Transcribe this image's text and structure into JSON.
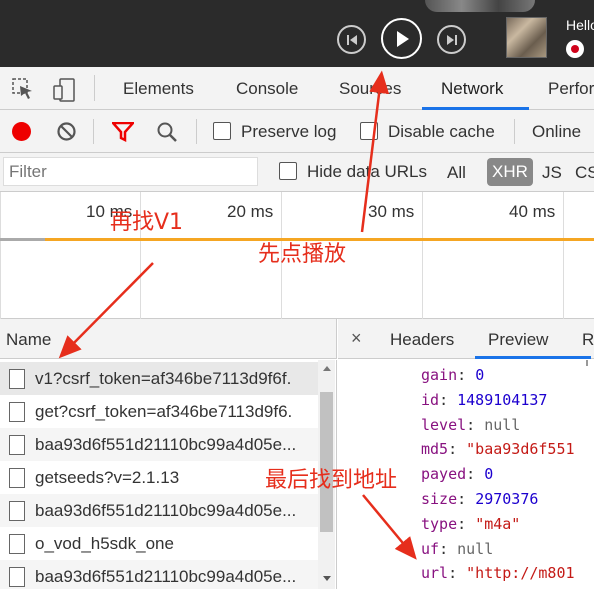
{
  "player": {
    "greeting": "Hello",
    "controls": [
      "previous",
      "play",
      "next"
    ]
  },
  "devtools": {
    "tabs": [
      "Elements",
      "Console",
      "Sources",
      "Network",
      "Perfor"
    ],
    "active_tab": "Network",
    "accent": "#1a73e8"
  },
  "toolbar": {
    "preserve_log": "Preserve log",
    "disable_cache": "Disable cache",
    "throttle": "Online"
  },
  "filter": {
    "placeholder": "Filter",
    "hide_data_urls": "Hide data URLs",
    "types": [
      "All",
      "XHR",
      "JS",
      "CS"
    ],
    "active_type": "XHR"
  },
  "timeline": {
    "ticks": [
      "10 ms",
      "20 ms",
      "30 ms",
      "40 ms"
    ]
  },
  "requests": {
    "header": "Name",
    "rows": [
      "v1?csrf_token=af346be7113d9f6f.",
      "get?csrf_token=af346be7113d9f6.",
      "baa93d6f551d21110bc99a4d05e...",
      "getseeds?v=2.1.13",
      "baa93d6f551d21110bc99a4d05e...",
      "o_vod_h5sdk_one",
      "baa93d6f551d21110bc99a4d05e..."
    ]
  },
  "details": {
    "close": "×",
    "tabs": [
      "Headers",
      "Preview",
      "R"
    ],
    "active_tab": "Preview",
    "json_lines": [
      {
        "key": "gain",
        "value": "0",
        "kind": "num"
      },
      {
        "key": "id",
        "value": "1489104137",
        "kind": "num"
      },
      {
        "key": "level",
        "value": "null",
        "kind": "null"
      },
      {
        "key": "md5",
        "value": "\"baa93d6f551",
        "kind": "str"
      },
      {
        "key": "payed",
        "value": "0",
        "kind": "num"
      },
      {
        "key": "size",
        "value": "2970376",
        "kind": "num"
      },
      {
        "key": "type",
        "value": "\"m4a\"",
        "kind": "str"
      },
      {
        "key": "uf",
        "value": "null",
        "kind": "null"
      },
      {
        "key": "url",
        "value": "\"http://m801",
        "kind": "str"
      }
    ]
  },
  "annotations": {
    "find_v1": "再找V1",
    "play_first": "先点播放",
    "find_address": "最后找到地址",
    "color": "#e62e1c"
  }
}
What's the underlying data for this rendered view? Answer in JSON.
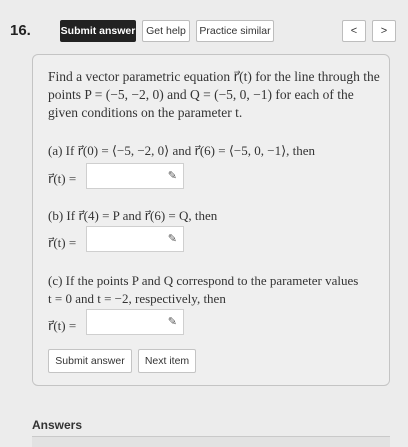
{
  "question": {
    "number": "16.",
    "toolbar": {
      "submit_answer": "Submit answer",
      "get_help": "Get help",
      "practice_similar": "Practice similar",
      "prev": "<",
      "next": ">"
    },
    "problem_text_1": "Find a vector parametric equation r⃗(t) for the line through the",
    "problem_text_2": "points P = (−5, −2, 0) and Q = (−5, 0, −1) for each of the",
    "problem_text_3": "given conditions on the parameter t.",
    "part_a": "(a) If r⃗(0) = ⟨−5, −2, 0⟩ and r⃗(6) = ⟨−5, 0, −1⟩, then",
    "part_b": "(b) If r⃗(4) = P and r⃗(6) = Q, then",
    "part_c_1": "(c) If the points P and Q correspond to the parameter values",
    "part_c_2": "t = 0 and t = −2, respectively, then",
    "r_label": "r⃗(t) =",
    "pencil": "✎",
    "bottom_buttons": {
      "submit": "Submit answer",
      "next_item": "Next item"
    },
    "answers_title": "Answers"
  }
}
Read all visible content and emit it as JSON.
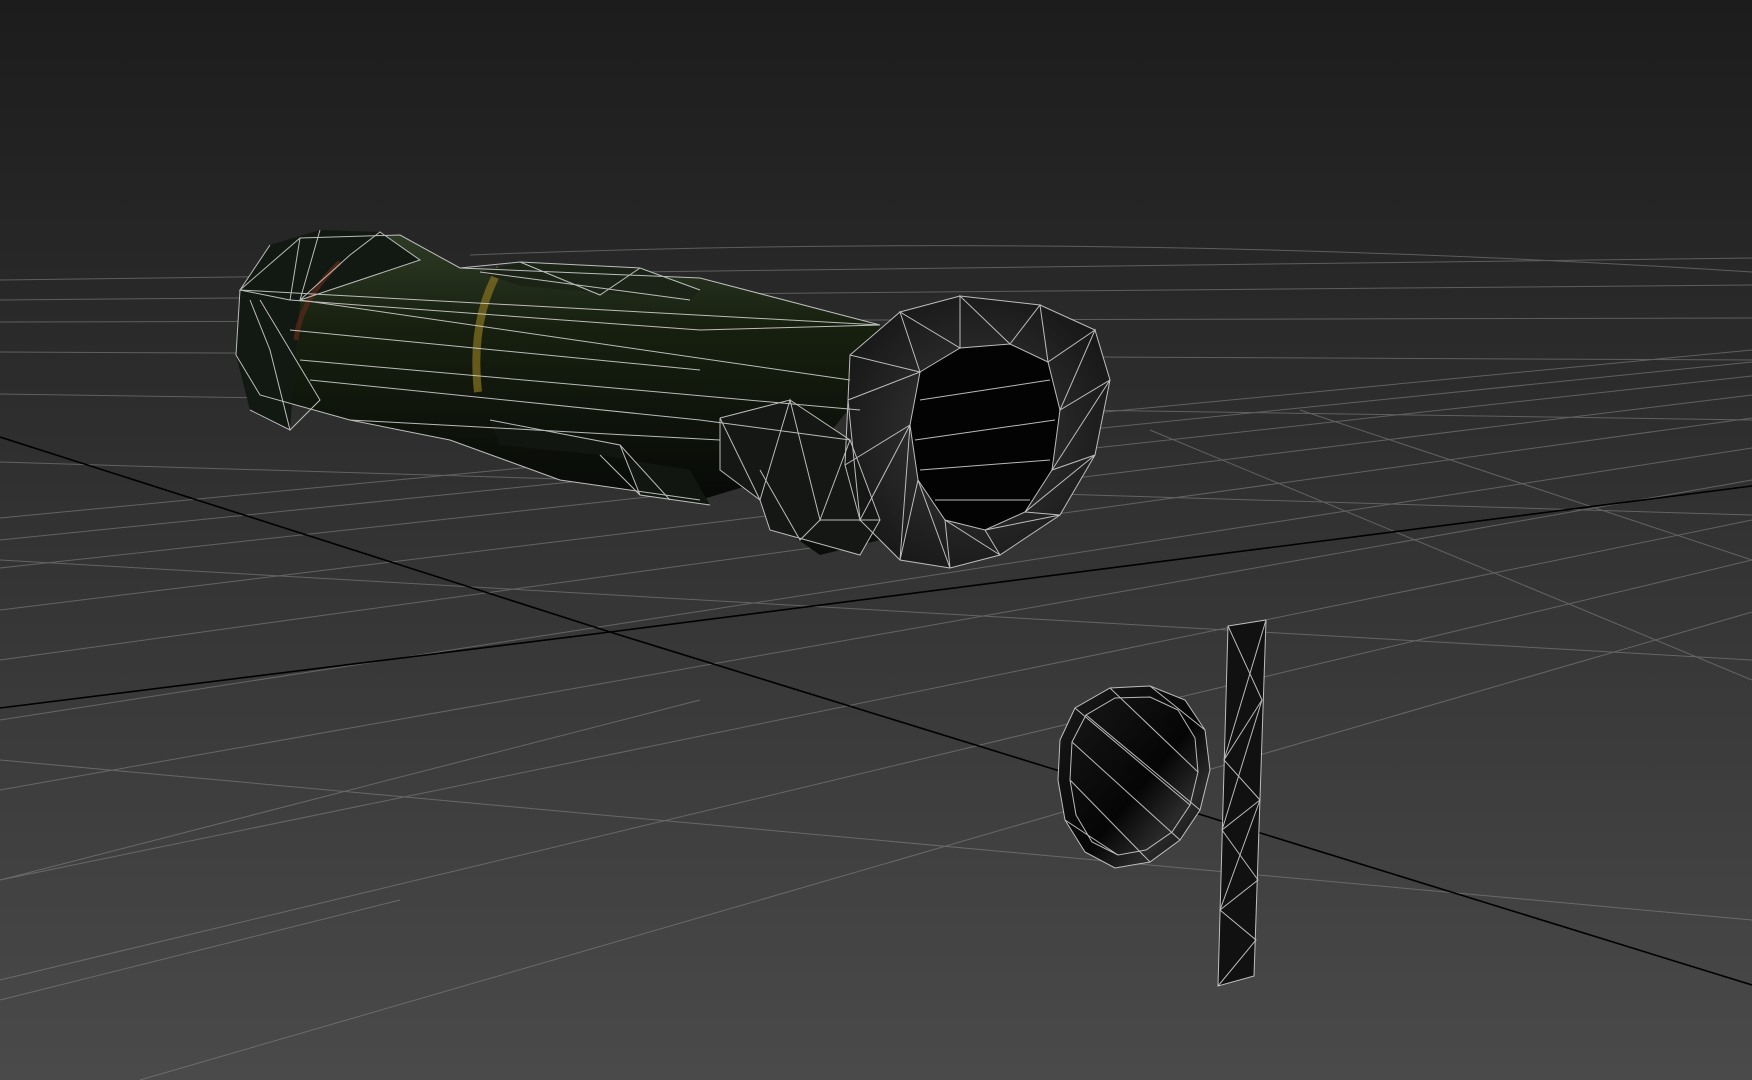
{
  "viewport": {
    "view_type": "perspective",
    "shading": "shaded-with-wireframe",
    "background_gradient": [
      "#1c1c1c",
      "#4a4a4a"
    ],
    "grid_color": "#8a8a8a",
    "axis_line_color": "#000000",
    "wire_color": "#d8d8d8"
  },
  "scene": {
    "objects": [
      {
        "name": "launcher-tube",
        "color": "#0e140e",
        "accent_color": "#7a6a1e"
      },
      {
        "name": "lens-disc",
        "color": "#0d0d0d"
      },
      {
        "name": "flat-plane",
        "color": "#111111"
      }
    ]
  }
}
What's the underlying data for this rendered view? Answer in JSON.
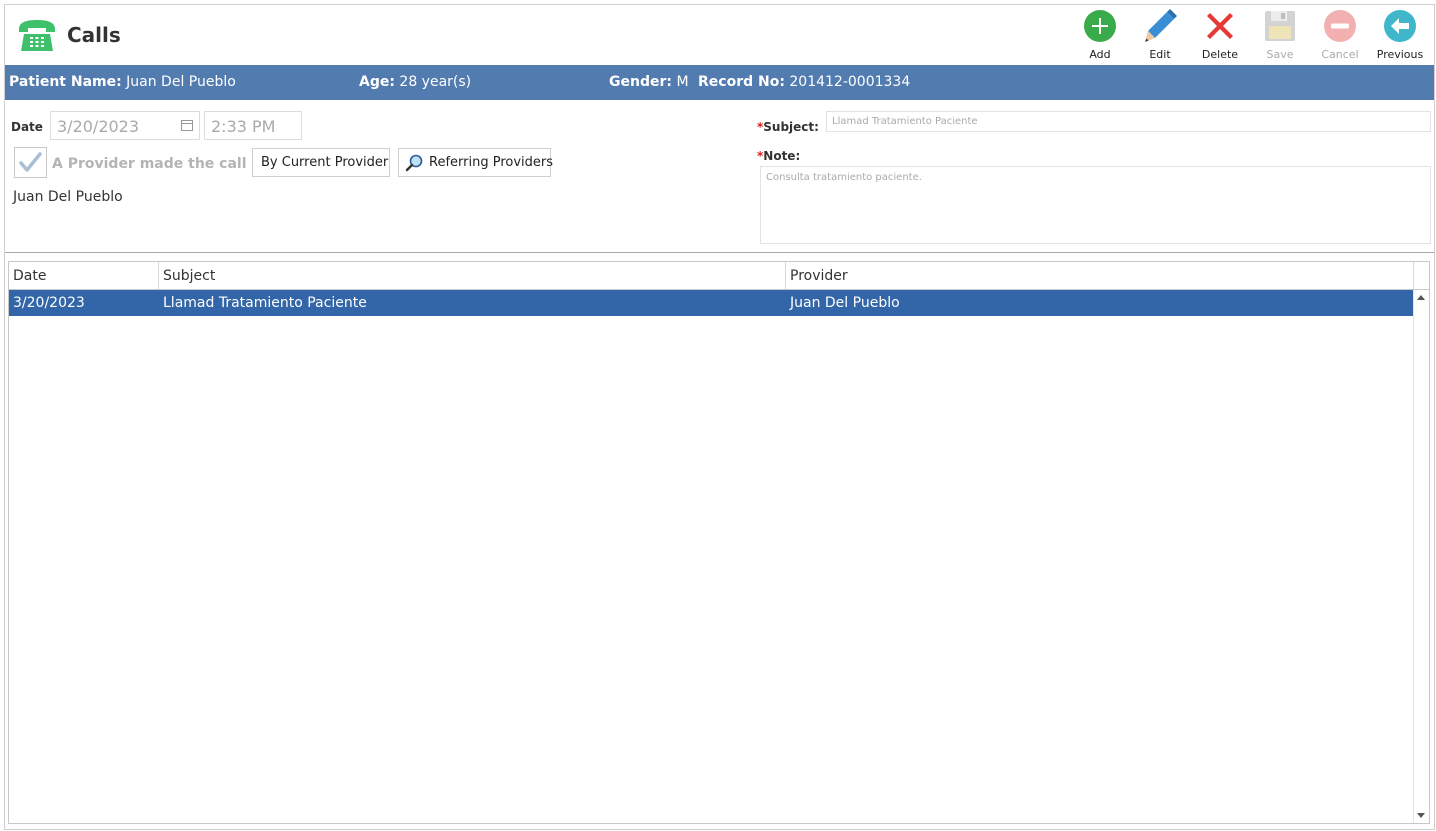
{
  "header": {
    "title": "Calls",
    "app_icon": "telephone-icon"
  },
  "toolbar": {
    "add_label": "Add",
    "edit_label": "Edit",
    "delete_label": "Delete",
    "save_label": "Save",
    "cancel_label": "Cancel",
    "previous_label": "Previous"
  },
  "patient": {
    "name_label": "Patient Name:",
    "name": "Juan Del Pueblo",
    "age_label": "Age:",
    "age": "28 year(s)",
    "gender_label": "Gender:",
    "gender": "M",
    "record_label": "Record No:",
    "record": "201412-0001334"
  },
  "form": {
    "date_label": "Date",
    "date_value": "3/20/2023",
    "time_value": "2:33 PM",
    "provider_check_label": "A Provider made the call",
    "provider_checked": true,
    "by_current_provider_label": "By Current Provider",
    "referring_providers_label": "Referring Providers",
    "provider_name": "Juan  Del Pueblo",
    "required_mark": "*",
    "subject_label": "Subject:",
    "subject_value": "Llamad Tratamiento Paciente",
    "note_label": "Note:",
    "note_value": "Consulta tratamiento paciente."
  },
  "grid": {
    "columns": [
      "Date",
      "Subject",
      "Provider"
    ],
    "rows": [
      {
        "date": "3/20/2023",
        "subject": "Llamad Tratamiento Paciente",
        "provider": "Juan  Del Pueblo",
        "selected": true
      }
    ]
  },
  "colors": {
    "patient_bar": "#527cb0",
    "selected_row": "#3366a8",
    "add_green": "#3aab4a",
    "edit_blue": "#3a8ed6",
    "delete_red": "#e53935",
    "previous_teal": "#3fb6c9",
    "required_red": "#d81e1e"
  }
}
+===+
Return the full material word for word. Do not include the pictures.

» **Complete response**
Transcribe this image's text and structure into JSON.
{
  "player": {
    "greeting": "Hello",
    "controls": [
      "previous",
      "play",
      "next"
    ]
  },
  "devtools": {
    "tabs": [
      "Elements",
      "Console",
      "Sources",
      "Network",
      "Perfor"
    ],
    "active_tab": "Network",
    "accent": "#1a73e8"
  },
  "toolbar": {
    "preserve_log": "Preserve log",
    "disable_cache": "Disable cache",
    "throttle": "Online"
  },
  "filter": {
    "placeholder": "Filter",
    "hide_data_urls": "Hide data URLs",
    "types": [
      "All",
      "XHR",
      "JS",
      "CS"
    ],
    "active_type": "XHR"
  },
  "timeline": {
    "ticks": [
      "10 ms",
      "20 ms",
      "30 ms",
      "40 ms"
    ]
  },
  "requests": {
    "header": "Name",
    "rows": [
      "v1?csrf_token=af346be7113d9f6f.",
      "get?csrf_token=af346be7113d9f6.",
      "baa93d6f551d21110bc99a4d05e...",
      "getseeds?v=2.1.13",
      "baa93d6f551d21110bc99a4d05e...",
      "o_vod_h5sdk_one",
      "baa93d6f551d21110bc99a4d05e..."
    ]
  },
  "details": {
    "close": "×",
    "tabs": [
      "Headers",
      "Preview",
      "R"
    ],
    "active_tab": "Preview",
    "json_lines": [
      {
        "key": "gain",
        "value": "0",
        "kind": "num"
      },
      {
        "key": "id",
        "value": "1489104137",
        "kind": "num"
      },
      {
        "key": "level",
        "value": "null",
        "kind": "null"
      },
      {
        "key": "md5",
        "value": "\"baa93d6f551",
        "kind": "str"
      },
      {
        "key": "payed",
        "value": "0",
        "kind": "num"
      },
      {
        "key": "size",
        "value": "2970376",
        "kind": "num"
      },
      {
        "key": "type",
        "value": "\"m4a\"",
        "kind": "str"
      },
      {
        "key": "uf",
        "value": "null",
        "kind": "null"
      },
      {
        "key": "url",
        "value": "\"http://m801",
        "kind": "str"
      }
    ]
  },
  "annotations": {
    "find_v1": "再找V1",
    "play_first": "先点播放",
    "find_address": "最后找到地址",
    "color": "#e62e1c"
  }
}
What's the underlying data for this rendered view? Answer in JSON.
{
  "question": {
    "number": "16.",
    "toolbar": {
      "submit_answer": "Submit answer",
      "get_help": "Get help",
      "practice_similar": "Practice similar",
      "prev": "<",
      "next": ">"
    },
    "problem_text_1": "Find a vector parametric equation r⃗(t) for the line through the",
    "problem_text_2": "points P = (−5, −2, 0) and Q = (−5, 0, −1) for each of the",
    "problem_text_3": "given conditions on the parameter t.",
    "part_a": "(a) If r⃗(0) = ⟨−5, −2, 0⟩ and r⃗(6) = ⟨−5, 0, −1⟩, then",
    "part_b": "(b) If r⃗(4) = P and r⃗(6) = Q, then",
    "part_c_1": "(c) If the points P and Q correspond to the parameter values",
    "part_c_2": "t = 0 and t = −2, respectively, then",
    "r_label": "r⃗(t) =",
    "pencil": "✎",
    "bottom_buttons": {
      "submit": "Submit answer",
      "next_item": "Next item"
    },
    "answers_title": "Answers"
  }
}
Read all visible content and emit it as JSON.
{
  "viewport": {
    "view_type": "perspective",
    "shading": "shaded-with-wireframe",
    "background_gradient": [
      "#1c1c1c",
      "#4a4a4a"
    ],
    "grid_color": "#8a8a8a",
    "axis_line_color": "#000000",
    "wire_color": "#d8d8d8"
  },
  "scene": {
    "objects": [
      {
        "name": "launcher-tube",
        "color": "#0e140e",
        "accent_color": "#7a6a1e"
      },
      {
        "name": "lens-disc",
        "color": "#0d0d0d"
      },
      {
        "name": "flat-plane",
        "color": "#111111"
      }
    ]
  }
}
What's the underlying data for this rendered view? Answer in JSON.
{
  "header": {
    "title": "Calls",
    "app_icon": "telephone-icon"
  },
  "toolbar": {
    "add_label": "Add",
    "edit_label": "Edit",
    "delete_label": "Delete",
    "save_label": "Save",
    "cancel_label": "Cancel",
    "previous_label": "Previous"
  },
  "patient": {
    "name_label": "Patient Name:",
    "name": "Juan Del Pueblo",
    "age_label": "Age:",
    "age": "28 year(s)",
    "gender_label": "Gender:",
    "gender": "M",
    "record_label": "Record No:",
    "record": "201412-0001334"
  },
  "form": {
    "date_label": "Date",
    "date_value": "3/20/2023",
    "time_value": "2:33 PM",
    "provider_check_label": "A Provider made the call",
    "provider_checked": true,
    "by_current_provider_label": "By Current Provider",
    "referring_providers_label": "Referring Providers",
    "provider_name": "Juan  Del Pueblo",
    "required_mark": "*",
    "subject_label": "Subject:",
    "subject_value": "Llamad Tratamiento Paciente",
    "note_label": "Note:",
    "note_value": "Consulta tratamiento paciente."
  },
  "grid": {
    "columns": [
      "Date",
      "Subject",
      "Provider"
    ],
    "rows": [
      {
        "date": "3/20/2023",
        "subject": "Llamad Tratamiento Paciente",
        "provider": "Juan  Del Pueblo",
        "selected": true
      }
    ]
  },
  "colors": {
    "patient_bar": "#527cb0",
    "selected_row": "#3366a8",
    "add_green": "#3aab4a",
    "edit_blue": "#3a8ed6",
    "delete_red": "#e53935",
    "previous_teal": "#3fb6c9",
    "required_red": "#d81e1e"
  }
}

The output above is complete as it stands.